Quote all entries in full, exactly.

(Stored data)

------------------------------

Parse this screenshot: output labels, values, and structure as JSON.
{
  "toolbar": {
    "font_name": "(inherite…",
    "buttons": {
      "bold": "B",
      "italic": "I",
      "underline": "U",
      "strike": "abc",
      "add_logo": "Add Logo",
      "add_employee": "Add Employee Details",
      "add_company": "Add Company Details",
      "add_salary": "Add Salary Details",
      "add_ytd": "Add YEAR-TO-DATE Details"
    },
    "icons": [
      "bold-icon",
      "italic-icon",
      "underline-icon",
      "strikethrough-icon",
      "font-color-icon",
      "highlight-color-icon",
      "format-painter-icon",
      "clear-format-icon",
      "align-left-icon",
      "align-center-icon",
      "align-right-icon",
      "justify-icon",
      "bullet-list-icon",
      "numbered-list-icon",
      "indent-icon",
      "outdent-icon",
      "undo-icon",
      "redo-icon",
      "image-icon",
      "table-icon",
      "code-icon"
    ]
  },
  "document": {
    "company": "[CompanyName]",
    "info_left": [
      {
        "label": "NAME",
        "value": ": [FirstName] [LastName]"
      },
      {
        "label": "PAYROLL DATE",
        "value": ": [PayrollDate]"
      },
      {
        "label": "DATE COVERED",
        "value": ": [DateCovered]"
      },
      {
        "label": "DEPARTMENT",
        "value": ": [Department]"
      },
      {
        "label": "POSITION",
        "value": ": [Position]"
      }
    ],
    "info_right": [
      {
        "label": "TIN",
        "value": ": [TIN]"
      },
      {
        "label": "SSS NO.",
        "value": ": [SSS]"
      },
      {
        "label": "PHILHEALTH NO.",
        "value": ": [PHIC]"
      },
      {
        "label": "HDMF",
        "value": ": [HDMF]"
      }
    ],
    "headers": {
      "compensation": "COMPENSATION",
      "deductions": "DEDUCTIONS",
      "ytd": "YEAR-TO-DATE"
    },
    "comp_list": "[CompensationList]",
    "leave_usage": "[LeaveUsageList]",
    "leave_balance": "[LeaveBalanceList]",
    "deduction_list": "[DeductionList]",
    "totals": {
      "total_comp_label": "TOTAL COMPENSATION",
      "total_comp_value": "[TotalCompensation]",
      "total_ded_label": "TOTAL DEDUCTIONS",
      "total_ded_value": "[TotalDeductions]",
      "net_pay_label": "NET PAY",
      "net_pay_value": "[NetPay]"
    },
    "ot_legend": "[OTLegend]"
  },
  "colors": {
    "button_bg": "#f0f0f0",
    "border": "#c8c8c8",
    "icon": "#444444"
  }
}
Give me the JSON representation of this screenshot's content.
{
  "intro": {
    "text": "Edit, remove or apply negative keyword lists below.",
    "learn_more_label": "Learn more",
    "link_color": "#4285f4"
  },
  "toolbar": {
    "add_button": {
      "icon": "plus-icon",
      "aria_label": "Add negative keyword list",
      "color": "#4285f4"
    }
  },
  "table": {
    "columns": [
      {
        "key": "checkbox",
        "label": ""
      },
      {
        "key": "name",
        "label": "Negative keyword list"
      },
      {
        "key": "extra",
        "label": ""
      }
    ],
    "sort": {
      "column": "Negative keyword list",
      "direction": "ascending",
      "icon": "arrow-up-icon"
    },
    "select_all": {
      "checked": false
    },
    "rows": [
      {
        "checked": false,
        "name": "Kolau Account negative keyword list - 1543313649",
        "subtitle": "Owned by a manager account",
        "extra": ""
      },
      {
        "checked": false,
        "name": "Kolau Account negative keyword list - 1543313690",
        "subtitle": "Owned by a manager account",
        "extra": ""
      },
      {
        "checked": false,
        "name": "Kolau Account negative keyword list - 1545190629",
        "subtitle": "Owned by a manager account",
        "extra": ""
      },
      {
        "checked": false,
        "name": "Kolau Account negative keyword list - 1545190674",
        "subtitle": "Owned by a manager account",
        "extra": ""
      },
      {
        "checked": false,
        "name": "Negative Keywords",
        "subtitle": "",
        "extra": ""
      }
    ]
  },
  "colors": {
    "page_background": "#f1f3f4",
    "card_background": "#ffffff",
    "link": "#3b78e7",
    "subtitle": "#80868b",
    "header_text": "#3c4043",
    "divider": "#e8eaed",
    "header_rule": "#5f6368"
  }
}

------------------------------

_OUTPUT FOR THIS TASK:_
Parse this screenshot: output labels, values, and structure as JSON.
{
  "toolbar": {
    "font_name": "(inherite…",
    "buttons": {
      "bold": "B",
      "italic": "I",
      "underline": "U",
      "strike": "abc",
      "add_logo": "Add Logo",
      "add_employee": "Add Employee Details",
      "add_company": "Add Company Details",
      "add_salary": "Add Salary Details",
      "add_ytd": "Add YEAR-TO-DATE Details"
    },
    "icons": [
      "bold-icon",
      "italic-icon",
      "underline-icon",
      "strikethrough-icon",
      "font-color-icon",
      "highlight-color-icon",
      "format-painter-icon",
      "clear-format-icon",
      "align-left-icon",
      "align-center-icon",
      "align-right-icon",
      "justify-icon",
      "bullet-list-icon",
      "numbered-list-icon",
      "indent-icon",
      "outdent-icon",
      "undo-icon",
      "redo-icon",
      "image-icon",
      "table-icon",
      "code-icon"
    ]
  },
  "document": {
    "company": "[CompanyName]",
    "info_left": [
      {
        "label": "NAME",
        "value": ": [FirstName] [LastName]"
      },
      {
        "label": "PAYROLL DATE",
        "value": ": [PayrollDate]"
      },
      {
        "label": "DATE COVERED",
        "value": ": [DateCovered]"
      },
      {
        "label": "DEPARTMENT",
        "value": ": [Department]"
      },
      {
        "label": "POSITION",
        "value": ": [Position]"
      }
    ],
    "info_right": [
      {
        "label": "TIN",
        "value": ": [TIN]"
      },
      {
        "label": "SSS NO.",
        "value": ": [SSS]"
      },
      {
        "label": "PHILHEALTH NO.",
        "value": ": [PHIC]"
      },
      {
        "label": "HDMF",
        "value": ": [HDMF]"
      }
    ],
    "headers": {
      "compensation": "COMPENSATION",
      "deductions": "DEDUCTIONS",
      "ytd": "YEAR-TO-DATE"
    },
    "comp_list": "[CompensationList]",
    "leave_usage": "[LeaveUsageList]",
    "leave_balance": "[LeaveBalanceList]",
    "deduction_list": "[DeductionList]",
    "totals": {
      "total_comp_label": "TOTAL COMPENSATION",
      "total_comp_value": "[TotalCompensation]",
      "total_ded_label": "TOTAL DEDUCTIONS",
      "total_ded_value": "[TotalDeductions]",
      "net_pay_label": "NET PAY",
      "net_pay_value": "[NetPay]"
    },
    "ot_legend": "[OTLegend]"
  },
  "colors": {
    "button_bg": "#f0f0f0",
    "border": "#c8c8c8",
    "icon": "#444444"
  }
}
Give me the JSON representation of this screenshot's content.
{
  "intro": {
    "text": "Edit, remove or apply negative keyword lists below.",
    "learn_more_label": "Learn more",
    "link_color": "#4285f4"
  },
  "toolbar": {
    "add_button": {
      "icon": "plus-icon",
      "aria_label": "Add negative keyword list",
      "color": "#4285f4"
    }
  },
  "table": {
    "columns": [
      {
        "key": "checkbox",
        "label": ""
      },
      {
        "key": "name",
        "label": "Negative keyword list"
      },
      {
        "key": "extra",
        "label": ""
      }
    ],
    "sort": {
      "column": "Negative keyword list",
      "direction": "ascending",
      "icon": "arrow-up-icon"
    },
    "select_all": {
      "checked": false
    },
    "rows": [
      {
        "checked": false,
        "name": "Kolau Account negative keyword list - 1543313649",
        "subtitle": "Owned by a manager account",
        "extra": ""
      },
      {
        "checked": false,
        "name": "Kolau Account negative keyword list - 1543313690",
        "subtitle": "Owned by a manager account",
        "extra": ""
      },
      {
        "checked": false,
        "name": "Kolau Account negative keyword list - 1545190629",
        "subtitle": "Owned by a manager account",
        "extra": ""
      },
      {
        "checked": false,
        "name": "Kolau Account negative keyword list - 1545190674",
        "subtitle": "Owned by a manager account",
        "extra": ""
      },
      {
        "checked": false,
        "name": "Negative Keywords",
        "subtitle": "",
        "extra": ""
      }
    ]
  },
  "colors": {
    "page_background": "#f1f3f4",
    "card_background": "#ffffff",
    "link": "#3b78e7",
    "subtitle": "#80868b",
    "header_text": "#3c4043",
    "divider": "#e8eaed",
    "header_rule": "#5f6368"
  }
}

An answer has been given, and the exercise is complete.